Objective:
Copy out the data below word for word, every line, but leave out the pictures.
* * *
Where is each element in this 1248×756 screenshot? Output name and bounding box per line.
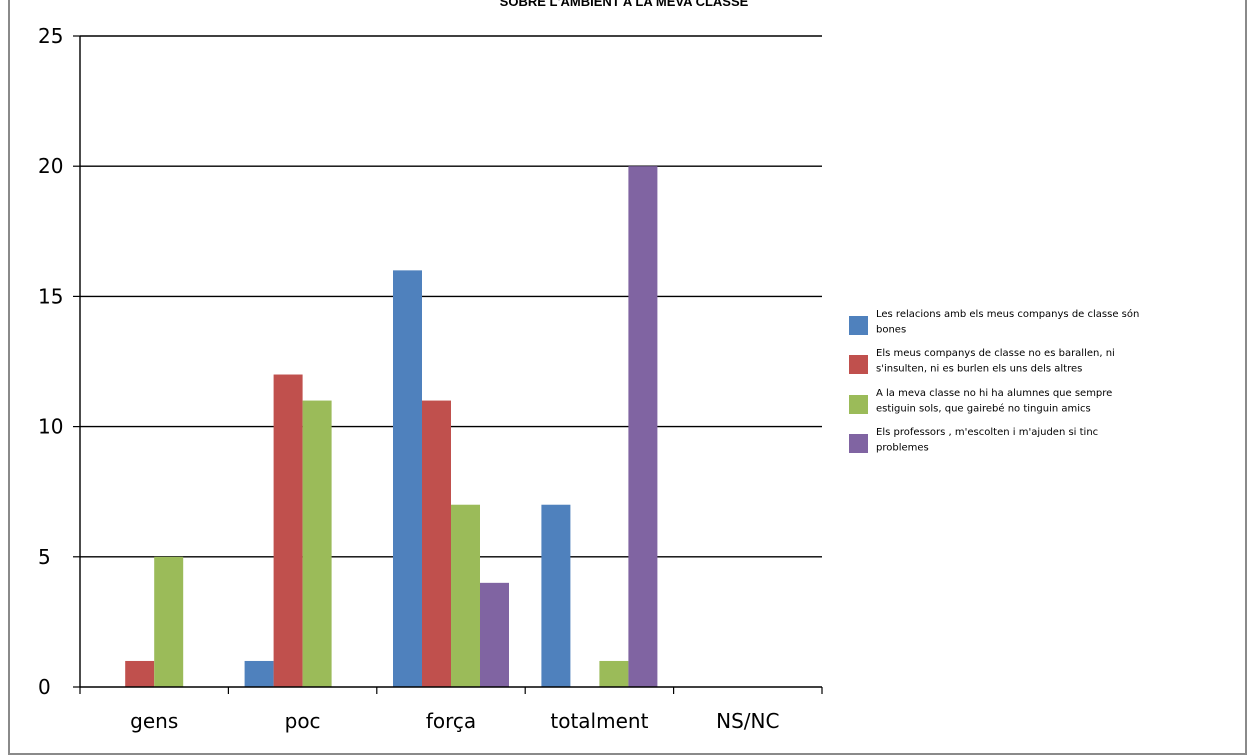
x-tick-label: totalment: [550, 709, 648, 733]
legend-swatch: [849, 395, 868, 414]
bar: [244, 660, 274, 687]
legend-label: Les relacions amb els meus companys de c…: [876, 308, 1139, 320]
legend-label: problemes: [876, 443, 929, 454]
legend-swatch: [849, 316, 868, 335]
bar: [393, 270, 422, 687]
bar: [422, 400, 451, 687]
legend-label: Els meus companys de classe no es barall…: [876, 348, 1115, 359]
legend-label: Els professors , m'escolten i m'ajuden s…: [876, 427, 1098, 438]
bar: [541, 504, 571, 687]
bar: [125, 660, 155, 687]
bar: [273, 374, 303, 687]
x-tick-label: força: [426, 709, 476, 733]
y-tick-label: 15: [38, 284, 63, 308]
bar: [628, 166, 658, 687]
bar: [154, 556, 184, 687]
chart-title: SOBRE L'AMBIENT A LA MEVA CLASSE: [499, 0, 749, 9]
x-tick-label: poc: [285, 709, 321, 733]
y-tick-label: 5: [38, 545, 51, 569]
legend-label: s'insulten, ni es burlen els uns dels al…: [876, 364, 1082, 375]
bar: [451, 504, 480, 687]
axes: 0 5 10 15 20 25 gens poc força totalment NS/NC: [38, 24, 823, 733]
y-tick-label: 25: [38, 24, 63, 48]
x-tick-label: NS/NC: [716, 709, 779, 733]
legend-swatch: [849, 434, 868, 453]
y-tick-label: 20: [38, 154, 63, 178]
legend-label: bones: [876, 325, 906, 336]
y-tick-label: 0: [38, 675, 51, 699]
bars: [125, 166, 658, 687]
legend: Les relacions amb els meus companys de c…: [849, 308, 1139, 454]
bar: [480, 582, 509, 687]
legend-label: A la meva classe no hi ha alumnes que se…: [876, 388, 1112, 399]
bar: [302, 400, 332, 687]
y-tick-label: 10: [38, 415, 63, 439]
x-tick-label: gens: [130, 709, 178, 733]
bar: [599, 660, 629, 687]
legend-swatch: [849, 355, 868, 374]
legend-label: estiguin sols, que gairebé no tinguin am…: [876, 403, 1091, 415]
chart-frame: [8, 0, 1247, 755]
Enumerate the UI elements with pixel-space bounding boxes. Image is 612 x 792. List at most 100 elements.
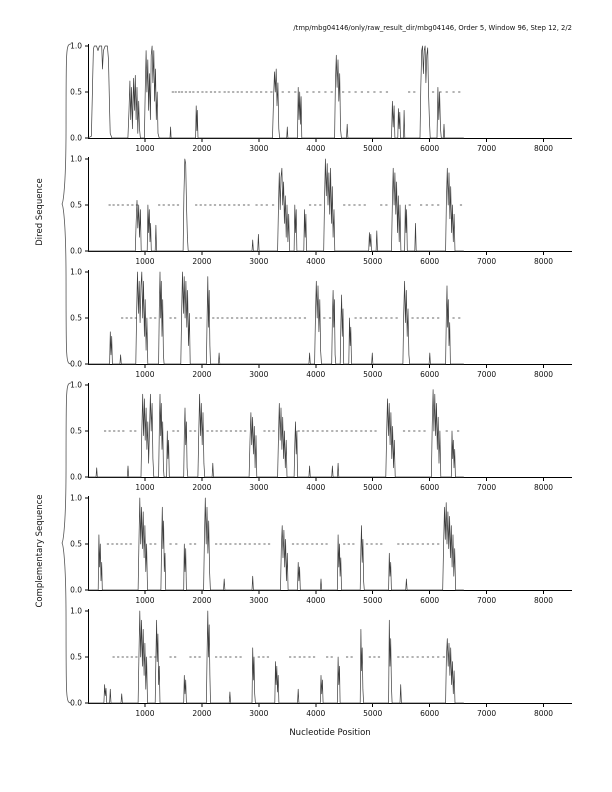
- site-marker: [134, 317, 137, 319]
* * *
Exercise answer:
Where is each element in this 1248×756 screenshot? Output name and bounding box per line.
x-tick-label: totalment: [550, 709, 648, 733]
legend-swatch: [849, 395, 868, 414]
bar: [244, 660, 274, 687]
legend-label: Les relacions amb els meus companys de c…: [876, 308, 1139, 320]
legend-label: problemes: [876, 443, 929, 454]
legend-swatch: [849, 316, 868, 335]
bar: [393, 270, 422, 687]
bar: [422, 400, 451, 687]
legend-label: Els meus companys de classe no es barall…: [876, 348, 1115, 359]
legend-label: Els professors , m'escolten i m'ajuden s…: [876, 427, 1098, 438]
bar: [541, 504, 571, 687]
bar: [125, 660, 155, 687]
bar: [273, 374, 303, 687]
x-tick-label: força: [426, 709, 476, 733]
y-tick-label: 15: [38, 284, 63, 308]
bar: [628, 166, 658, 687]
bar: [154, 556, 184, 687]
chart-title: SOBRE L'AMBIENT A LA MEVA CLASSE: [499, 0, 749, 9]
x-tick-label: poc: [285, 709, 321, 733]
y-tick-label: 5: [38, 545, 51, 569]
legend-label: s'insulten, ni es burlen els uns dels al…: [876, 364, 1082, 375]
bar: [451, 504, 480, 687]
axes: 0 5 10 15 20 25 gens poc força totalment NS/NC: [38, 24, 823, 733]
y-tick-label: 25: [38, 24, 63, 48]
x-tick-label: NS/NC: [716, 709, 779, 733]
legend-swatch: [849, 434, 868, 453]
y-tick-label: 20: [38, 154, 63, 178]
legend-label: bones: [876, 325, 906, 336]
y-tick-label: 0: [38, 675, 51, 699]
bars: [125, 166, 658, 687]
legend: Les relacions amb els meus companys de c…: [849, 308, 1139, 454]
bar: [480, 582, 509, 687]
legend-label: A la meva classe no hi ha alumnes que se…: [876, 388, 1112, 399]
bar: [302, 400, 332, 687]
y-tick-label: 10: [38, 415, 63, 439]
x-tick-label: gens: [130, 709, 178, 733]
bar: [599, 660, 629, 687]
legend-swatch: [849, 355, 868, 374]
legend-label: estiguin sols, que gairebé no tinguin am…: [876, 403, 1091, 415]
chart-frame: [8, 0, 1247, 755]
Enumerate the UI elements with pixel-space bounding boxes. Image is 612 x 792. List at most 100 elements.
- site-marker: [134, 317, 137, 319]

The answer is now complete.